Work to be completed: Scan the listing that follows and report how many lines contain "WACCM". Write the number alone.

===== Supplied data

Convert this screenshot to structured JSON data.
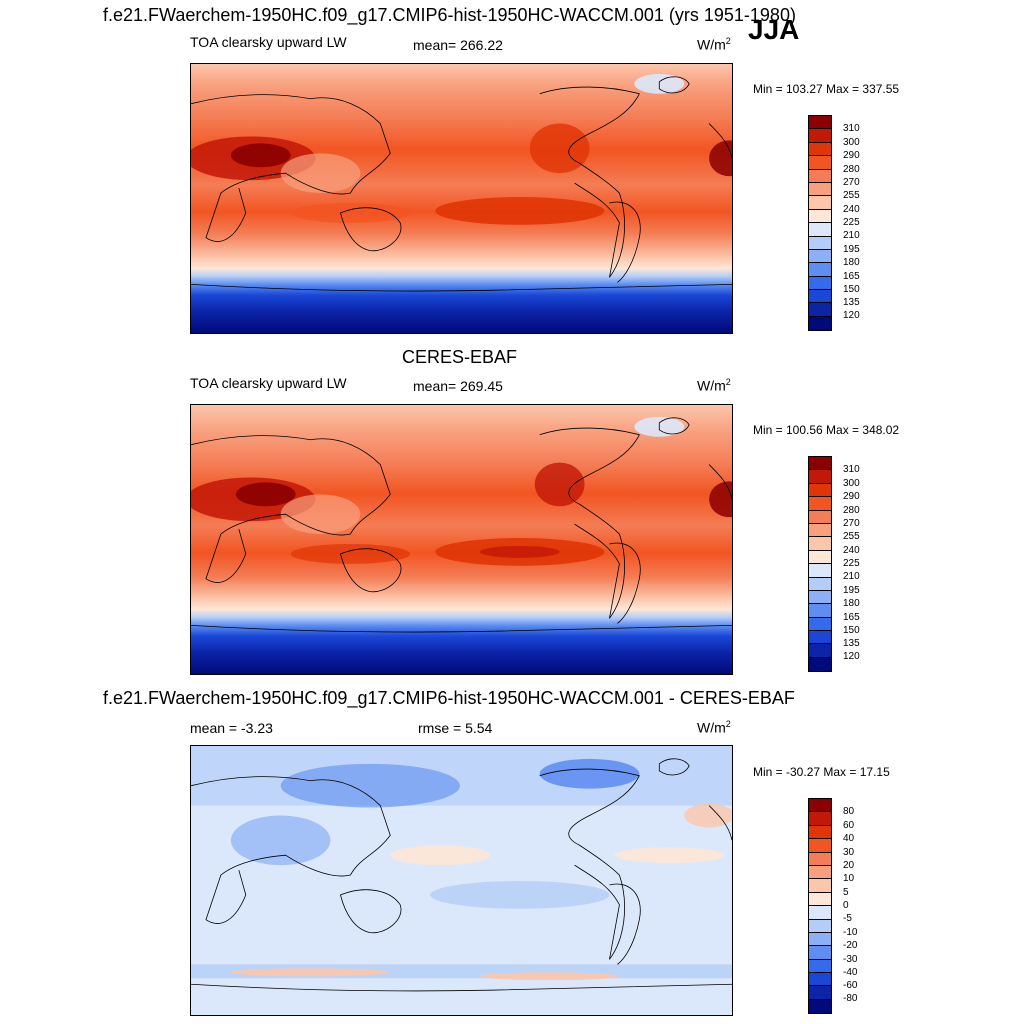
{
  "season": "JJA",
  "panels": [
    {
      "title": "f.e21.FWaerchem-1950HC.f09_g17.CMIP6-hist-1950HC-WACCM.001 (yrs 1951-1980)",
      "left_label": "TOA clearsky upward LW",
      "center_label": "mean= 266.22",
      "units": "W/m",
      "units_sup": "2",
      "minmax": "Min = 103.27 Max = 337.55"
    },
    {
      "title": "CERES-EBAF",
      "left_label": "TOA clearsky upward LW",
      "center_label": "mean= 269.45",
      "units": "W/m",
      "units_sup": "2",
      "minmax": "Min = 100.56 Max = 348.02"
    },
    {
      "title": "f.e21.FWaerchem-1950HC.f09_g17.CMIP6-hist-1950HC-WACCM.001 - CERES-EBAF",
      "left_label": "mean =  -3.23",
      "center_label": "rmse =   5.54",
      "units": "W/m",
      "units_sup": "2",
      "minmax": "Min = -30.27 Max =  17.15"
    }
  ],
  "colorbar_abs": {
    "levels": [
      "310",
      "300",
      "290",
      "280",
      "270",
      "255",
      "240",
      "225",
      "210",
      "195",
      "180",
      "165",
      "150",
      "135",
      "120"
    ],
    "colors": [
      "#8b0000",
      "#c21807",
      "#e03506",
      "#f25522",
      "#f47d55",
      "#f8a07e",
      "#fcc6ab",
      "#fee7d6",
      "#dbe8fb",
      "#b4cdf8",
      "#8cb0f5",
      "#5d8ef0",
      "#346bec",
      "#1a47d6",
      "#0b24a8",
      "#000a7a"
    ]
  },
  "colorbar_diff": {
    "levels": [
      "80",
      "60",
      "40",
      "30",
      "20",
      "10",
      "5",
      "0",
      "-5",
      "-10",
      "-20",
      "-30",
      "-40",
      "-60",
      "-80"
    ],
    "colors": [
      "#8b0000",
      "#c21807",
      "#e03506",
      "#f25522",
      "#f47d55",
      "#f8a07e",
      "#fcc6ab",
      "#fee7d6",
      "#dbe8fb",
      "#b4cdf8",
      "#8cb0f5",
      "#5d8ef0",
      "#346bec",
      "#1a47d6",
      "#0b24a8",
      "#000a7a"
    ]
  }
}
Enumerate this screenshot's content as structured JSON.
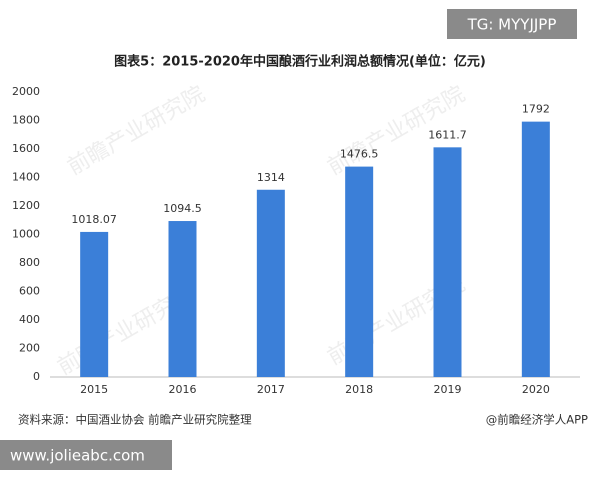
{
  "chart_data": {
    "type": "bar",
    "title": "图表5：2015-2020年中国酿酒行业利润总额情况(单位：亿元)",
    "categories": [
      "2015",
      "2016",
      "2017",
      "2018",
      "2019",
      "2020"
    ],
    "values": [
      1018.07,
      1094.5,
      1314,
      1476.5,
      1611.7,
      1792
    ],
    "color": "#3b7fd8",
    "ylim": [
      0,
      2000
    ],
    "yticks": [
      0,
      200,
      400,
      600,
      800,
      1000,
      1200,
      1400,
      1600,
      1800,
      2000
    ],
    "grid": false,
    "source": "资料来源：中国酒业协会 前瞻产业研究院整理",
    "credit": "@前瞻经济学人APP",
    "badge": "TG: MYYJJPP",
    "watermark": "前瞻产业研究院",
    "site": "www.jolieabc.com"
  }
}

==========

Finished answer: 2